The request: Scan the listing below. Report each line that includes "提高教学质量".

Records:
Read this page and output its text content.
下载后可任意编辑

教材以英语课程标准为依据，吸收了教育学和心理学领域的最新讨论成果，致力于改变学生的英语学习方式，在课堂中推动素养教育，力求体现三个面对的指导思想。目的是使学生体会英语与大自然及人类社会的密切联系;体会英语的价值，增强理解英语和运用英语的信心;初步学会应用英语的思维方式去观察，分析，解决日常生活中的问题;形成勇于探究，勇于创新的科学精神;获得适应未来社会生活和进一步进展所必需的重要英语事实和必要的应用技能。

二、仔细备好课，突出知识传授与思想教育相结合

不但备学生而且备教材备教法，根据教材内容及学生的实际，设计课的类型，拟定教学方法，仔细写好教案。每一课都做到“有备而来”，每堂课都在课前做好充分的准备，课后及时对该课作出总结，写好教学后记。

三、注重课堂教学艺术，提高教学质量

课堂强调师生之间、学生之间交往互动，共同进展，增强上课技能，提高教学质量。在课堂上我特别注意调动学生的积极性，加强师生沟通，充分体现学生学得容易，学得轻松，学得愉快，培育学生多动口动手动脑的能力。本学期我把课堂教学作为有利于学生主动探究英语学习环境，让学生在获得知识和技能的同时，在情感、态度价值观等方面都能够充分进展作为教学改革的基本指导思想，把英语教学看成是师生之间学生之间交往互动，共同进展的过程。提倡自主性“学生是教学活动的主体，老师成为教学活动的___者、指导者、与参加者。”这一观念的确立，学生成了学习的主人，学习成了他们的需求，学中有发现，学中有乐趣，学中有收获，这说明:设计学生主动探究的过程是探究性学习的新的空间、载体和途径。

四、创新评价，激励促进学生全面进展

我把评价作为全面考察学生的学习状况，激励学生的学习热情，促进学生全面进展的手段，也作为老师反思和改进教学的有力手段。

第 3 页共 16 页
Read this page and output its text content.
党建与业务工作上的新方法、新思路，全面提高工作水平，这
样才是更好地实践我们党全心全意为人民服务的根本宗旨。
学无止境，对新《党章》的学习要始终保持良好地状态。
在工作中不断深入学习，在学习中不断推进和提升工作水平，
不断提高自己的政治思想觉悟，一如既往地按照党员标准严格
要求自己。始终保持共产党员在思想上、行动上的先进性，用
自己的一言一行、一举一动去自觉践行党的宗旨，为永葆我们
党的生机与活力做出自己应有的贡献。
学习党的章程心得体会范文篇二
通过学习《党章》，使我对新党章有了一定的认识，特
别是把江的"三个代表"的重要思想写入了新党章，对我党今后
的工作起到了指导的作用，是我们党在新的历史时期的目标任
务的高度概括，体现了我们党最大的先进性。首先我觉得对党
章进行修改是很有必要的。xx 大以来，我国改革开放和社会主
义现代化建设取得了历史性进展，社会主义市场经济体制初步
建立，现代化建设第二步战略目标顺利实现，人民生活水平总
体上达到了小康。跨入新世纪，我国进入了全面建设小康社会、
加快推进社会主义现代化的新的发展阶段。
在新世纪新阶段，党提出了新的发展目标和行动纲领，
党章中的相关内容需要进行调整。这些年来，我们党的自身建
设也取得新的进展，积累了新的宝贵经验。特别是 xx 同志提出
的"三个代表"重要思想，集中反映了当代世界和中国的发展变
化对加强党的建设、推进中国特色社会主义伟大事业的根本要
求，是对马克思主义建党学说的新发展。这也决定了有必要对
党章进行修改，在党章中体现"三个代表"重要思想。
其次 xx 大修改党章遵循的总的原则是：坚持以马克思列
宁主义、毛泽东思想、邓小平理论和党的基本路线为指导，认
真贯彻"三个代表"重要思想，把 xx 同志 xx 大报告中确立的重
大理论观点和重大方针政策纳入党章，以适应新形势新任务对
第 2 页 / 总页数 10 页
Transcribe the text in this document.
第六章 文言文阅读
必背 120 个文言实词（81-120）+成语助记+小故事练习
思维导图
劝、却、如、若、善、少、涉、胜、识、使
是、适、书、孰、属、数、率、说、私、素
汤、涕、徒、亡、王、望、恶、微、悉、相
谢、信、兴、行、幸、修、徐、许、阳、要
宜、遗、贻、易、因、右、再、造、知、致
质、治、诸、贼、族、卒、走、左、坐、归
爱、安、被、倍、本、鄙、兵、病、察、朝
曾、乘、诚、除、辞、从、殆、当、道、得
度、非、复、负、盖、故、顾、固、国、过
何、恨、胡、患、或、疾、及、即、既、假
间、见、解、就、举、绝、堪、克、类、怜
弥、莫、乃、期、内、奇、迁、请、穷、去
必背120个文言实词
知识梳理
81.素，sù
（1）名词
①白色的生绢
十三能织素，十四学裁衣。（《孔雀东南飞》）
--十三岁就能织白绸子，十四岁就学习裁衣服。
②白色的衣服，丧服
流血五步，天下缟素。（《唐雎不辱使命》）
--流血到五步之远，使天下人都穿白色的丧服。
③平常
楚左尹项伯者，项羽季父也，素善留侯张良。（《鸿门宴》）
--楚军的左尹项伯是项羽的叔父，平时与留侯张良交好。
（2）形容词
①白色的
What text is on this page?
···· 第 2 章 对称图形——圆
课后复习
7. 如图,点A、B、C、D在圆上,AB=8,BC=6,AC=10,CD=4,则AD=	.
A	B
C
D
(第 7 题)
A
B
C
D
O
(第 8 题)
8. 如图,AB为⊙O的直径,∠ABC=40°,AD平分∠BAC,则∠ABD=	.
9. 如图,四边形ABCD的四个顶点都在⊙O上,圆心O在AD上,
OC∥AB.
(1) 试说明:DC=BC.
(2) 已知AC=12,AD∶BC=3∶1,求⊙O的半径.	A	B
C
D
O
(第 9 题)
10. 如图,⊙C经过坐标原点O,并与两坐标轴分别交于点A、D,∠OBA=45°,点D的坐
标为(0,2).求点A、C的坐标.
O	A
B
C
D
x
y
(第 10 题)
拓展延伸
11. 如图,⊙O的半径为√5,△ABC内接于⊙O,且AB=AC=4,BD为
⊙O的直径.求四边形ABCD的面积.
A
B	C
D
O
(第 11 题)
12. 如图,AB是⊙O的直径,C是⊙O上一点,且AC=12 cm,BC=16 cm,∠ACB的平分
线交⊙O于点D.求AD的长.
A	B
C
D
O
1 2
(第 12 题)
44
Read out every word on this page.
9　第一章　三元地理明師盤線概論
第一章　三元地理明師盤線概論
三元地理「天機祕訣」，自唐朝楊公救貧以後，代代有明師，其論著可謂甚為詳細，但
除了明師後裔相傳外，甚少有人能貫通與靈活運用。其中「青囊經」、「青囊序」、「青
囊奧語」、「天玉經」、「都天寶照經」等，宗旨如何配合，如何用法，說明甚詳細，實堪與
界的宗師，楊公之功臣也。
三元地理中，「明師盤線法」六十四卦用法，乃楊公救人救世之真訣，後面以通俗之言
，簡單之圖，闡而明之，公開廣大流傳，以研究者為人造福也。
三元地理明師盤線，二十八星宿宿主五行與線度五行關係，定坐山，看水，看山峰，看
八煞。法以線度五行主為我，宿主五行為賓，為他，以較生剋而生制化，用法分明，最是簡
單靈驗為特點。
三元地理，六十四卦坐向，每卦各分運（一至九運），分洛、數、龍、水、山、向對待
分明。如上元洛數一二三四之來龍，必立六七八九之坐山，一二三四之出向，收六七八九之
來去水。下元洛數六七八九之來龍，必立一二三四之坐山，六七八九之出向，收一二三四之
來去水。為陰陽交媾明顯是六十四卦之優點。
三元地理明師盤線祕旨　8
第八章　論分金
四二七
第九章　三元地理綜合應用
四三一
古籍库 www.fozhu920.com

The reply:
三、注重课堂教学艺术，提高教学质量
课堂强调师生之间、学生之间交往互动，共同进展，增强上课技能，提高教学质量。在课堂上我特别注意调动学生的积极性，加强师生沟通，充分体现学生学得容易，学得轻松，学得愉快，培育学生多动口动手动脑的能力。本学期我把课堂教学作为有利于学生主动探究英语学习环境，让学生在获得知识和技能的同时，在情感、态度价值观等方面都能够充分进展作为教学改革的基本指导思想，把英语教学看成是师生之间学生之间交往互动，共同进展的过程。提倡自主性“学生是教学活动的主体，老师成为教学活动的___者、指导者、与参加者。”这一观念的确立，学生成了学习的主人，学习成了他们的需求，学中有发现，学中有乐趣，学中有收获，这说明:设计学生主动探究的过程是探究性学习的新的空间、载体和途径。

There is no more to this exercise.